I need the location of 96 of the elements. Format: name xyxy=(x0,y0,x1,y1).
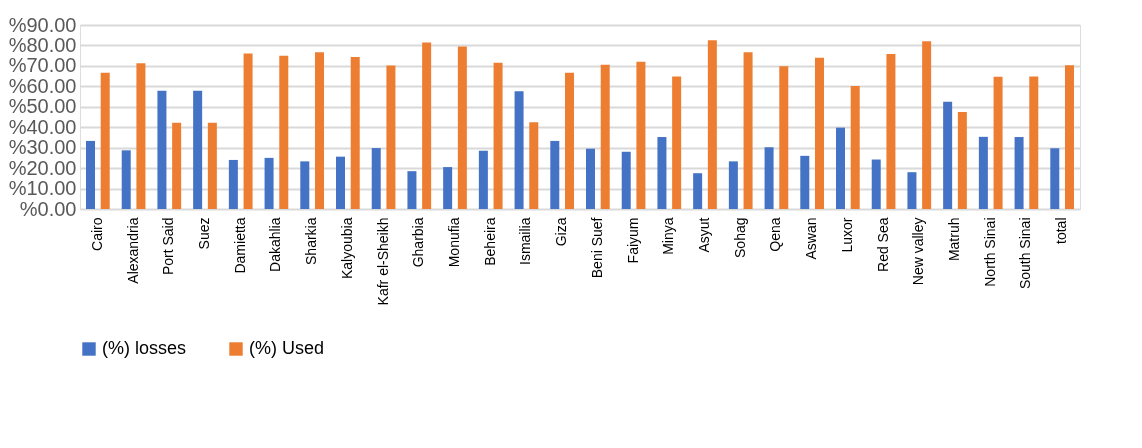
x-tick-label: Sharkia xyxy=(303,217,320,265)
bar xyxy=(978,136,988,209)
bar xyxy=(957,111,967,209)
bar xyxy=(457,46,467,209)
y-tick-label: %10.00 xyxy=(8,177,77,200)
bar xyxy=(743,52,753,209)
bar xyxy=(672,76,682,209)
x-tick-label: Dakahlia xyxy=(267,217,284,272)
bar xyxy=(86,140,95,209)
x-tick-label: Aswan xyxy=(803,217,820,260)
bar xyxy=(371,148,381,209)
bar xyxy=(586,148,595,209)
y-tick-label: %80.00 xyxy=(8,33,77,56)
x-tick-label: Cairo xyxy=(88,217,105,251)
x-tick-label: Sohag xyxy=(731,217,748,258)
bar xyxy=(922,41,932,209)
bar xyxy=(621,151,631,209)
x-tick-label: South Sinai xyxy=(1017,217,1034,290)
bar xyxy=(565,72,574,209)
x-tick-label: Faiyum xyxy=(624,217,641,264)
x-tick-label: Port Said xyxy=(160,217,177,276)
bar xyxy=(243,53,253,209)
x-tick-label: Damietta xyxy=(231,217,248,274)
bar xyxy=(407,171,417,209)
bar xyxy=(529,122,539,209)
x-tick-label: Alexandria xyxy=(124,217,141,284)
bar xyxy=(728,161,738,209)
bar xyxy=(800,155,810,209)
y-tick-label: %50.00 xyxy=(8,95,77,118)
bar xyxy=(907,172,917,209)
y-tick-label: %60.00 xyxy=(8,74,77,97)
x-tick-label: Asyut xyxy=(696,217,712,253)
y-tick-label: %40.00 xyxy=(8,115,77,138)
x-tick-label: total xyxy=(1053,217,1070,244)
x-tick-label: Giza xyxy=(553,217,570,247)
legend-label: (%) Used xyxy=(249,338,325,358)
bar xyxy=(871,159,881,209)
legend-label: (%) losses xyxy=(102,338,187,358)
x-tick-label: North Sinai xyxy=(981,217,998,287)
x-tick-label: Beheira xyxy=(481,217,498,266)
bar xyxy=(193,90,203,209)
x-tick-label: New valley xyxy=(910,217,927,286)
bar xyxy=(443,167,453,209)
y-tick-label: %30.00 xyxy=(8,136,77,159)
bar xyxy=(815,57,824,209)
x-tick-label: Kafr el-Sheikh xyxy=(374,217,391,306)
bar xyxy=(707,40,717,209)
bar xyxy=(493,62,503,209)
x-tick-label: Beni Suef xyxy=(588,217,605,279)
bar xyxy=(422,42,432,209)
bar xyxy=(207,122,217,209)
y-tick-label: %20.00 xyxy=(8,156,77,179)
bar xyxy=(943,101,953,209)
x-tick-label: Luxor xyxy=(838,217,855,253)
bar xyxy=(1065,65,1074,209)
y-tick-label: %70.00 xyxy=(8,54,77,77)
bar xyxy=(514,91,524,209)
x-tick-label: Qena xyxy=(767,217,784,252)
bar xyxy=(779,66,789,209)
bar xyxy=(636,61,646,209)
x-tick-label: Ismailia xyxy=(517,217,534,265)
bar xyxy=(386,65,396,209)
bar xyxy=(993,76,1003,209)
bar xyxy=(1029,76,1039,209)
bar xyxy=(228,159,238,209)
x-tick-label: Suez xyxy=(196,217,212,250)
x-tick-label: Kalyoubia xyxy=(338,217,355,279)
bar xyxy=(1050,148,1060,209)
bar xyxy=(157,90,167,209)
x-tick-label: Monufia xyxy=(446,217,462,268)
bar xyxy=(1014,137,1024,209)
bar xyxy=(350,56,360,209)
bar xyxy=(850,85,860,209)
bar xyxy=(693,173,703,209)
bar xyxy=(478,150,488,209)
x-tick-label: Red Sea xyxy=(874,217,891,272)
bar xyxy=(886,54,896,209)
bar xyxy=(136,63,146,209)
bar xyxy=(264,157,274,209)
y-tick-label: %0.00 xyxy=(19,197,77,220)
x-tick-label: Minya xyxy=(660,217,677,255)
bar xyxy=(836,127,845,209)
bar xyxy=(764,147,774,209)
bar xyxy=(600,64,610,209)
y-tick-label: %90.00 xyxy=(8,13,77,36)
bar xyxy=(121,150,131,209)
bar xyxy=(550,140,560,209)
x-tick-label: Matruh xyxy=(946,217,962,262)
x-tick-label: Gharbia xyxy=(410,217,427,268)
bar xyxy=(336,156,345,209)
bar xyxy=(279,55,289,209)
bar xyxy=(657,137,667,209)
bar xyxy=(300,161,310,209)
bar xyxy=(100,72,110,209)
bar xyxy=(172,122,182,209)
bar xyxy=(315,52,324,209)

Stated goal -
Keep only the lines of the records above that contain the string "legend", and copy each one out in full.

The answer -
legend-label: (%) Used xyxy=(249,338,325,358)
legend-label: (%) losses xyxy=(102,338,187,358)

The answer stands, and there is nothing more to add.